Directive: Show all lines holding "icon".

(Dataset records)
● ● ●

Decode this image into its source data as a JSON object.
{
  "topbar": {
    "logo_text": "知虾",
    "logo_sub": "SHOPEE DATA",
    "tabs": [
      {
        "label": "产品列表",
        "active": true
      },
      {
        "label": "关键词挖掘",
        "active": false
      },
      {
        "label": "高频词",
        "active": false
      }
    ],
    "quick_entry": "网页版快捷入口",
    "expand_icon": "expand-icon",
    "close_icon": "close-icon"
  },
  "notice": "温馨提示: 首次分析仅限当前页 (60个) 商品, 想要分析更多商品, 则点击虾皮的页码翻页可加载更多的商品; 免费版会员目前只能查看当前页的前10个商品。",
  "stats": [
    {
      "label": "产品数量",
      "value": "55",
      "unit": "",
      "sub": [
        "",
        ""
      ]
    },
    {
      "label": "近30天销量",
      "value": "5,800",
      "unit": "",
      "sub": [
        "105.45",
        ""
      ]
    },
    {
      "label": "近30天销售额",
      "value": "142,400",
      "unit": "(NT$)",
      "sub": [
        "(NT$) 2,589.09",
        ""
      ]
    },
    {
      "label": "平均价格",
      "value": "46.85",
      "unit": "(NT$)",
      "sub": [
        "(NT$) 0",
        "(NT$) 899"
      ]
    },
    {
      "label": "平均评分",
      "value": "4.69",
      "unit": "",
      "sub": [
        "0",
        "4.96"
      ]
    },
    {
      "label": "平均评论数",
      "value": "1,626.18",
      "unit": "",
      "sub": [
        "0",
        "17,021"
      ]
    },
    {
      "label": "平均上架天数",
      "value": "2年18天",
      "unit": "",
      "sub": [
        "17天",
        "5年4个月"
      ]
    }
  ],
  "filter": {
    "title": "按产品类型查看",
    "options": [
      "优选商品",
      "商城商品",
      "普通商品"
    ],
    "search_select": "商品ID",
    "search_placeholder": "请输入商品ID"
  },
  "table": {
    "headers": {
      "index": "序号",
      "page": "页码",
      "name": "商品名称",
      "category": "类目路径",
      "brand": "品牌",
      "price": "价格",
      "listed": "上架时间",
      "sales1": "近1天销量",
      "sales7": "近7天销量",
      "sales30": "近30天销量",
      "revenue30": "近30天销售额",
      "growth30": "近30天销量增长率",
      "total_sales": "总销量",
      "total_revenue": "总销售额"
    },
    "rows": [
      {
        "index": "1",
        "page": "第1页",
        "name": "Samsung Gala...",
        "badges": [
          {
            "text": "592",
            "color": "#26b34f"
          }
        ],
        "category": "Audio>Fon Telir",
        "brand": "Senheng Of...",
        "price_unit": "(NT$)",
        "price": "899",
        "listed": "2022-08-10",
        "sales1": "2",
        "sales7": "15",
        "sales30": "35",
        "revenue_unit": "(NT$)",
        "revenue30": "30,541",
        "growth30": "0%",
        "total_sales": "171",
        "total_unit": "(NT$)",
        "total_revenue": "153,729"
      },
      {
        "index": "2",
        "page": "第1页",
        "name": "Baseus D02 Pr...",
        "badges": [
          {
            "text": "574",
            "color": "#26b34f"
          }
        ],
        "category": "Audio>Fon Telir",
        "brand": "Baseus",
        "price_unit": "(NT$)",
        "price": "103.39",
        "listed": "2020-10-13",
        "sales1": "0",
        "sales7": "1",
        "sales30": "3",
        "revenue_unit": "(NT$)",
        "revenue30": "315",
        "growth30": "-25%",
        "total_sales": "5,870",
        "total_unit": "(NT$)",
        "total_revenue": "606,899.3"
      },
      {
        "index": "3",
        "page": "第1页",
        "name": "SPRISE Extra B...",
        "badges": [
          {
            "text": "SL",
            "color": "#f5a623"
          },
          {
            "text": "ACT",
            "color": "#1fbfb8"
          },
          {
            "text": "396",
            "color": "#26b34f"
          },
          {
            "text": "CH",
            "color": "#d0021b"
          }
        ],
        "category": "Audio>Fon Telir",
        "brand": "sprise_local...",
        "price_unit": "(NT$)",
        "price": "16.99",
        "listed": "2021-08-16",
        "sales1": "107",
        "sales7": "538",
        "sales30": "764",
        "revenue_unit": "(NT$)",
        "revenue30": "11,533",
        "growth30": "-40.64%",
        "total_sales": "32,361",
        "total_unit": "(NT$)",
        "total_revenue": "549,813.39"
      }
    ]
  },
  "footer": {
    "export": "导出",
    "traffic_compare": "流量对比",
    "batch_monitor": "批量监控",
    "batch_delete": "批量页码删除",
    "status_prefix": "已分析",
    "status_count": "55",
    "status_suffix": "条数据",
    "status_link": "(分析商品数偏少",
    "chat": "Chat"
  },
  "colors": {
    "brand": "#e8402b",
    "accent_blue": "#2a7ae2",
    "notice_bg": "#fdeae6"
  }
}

● ● ●

The reply:
    "expand_icon": "expand-icon",
    "close_icon": "close-icon"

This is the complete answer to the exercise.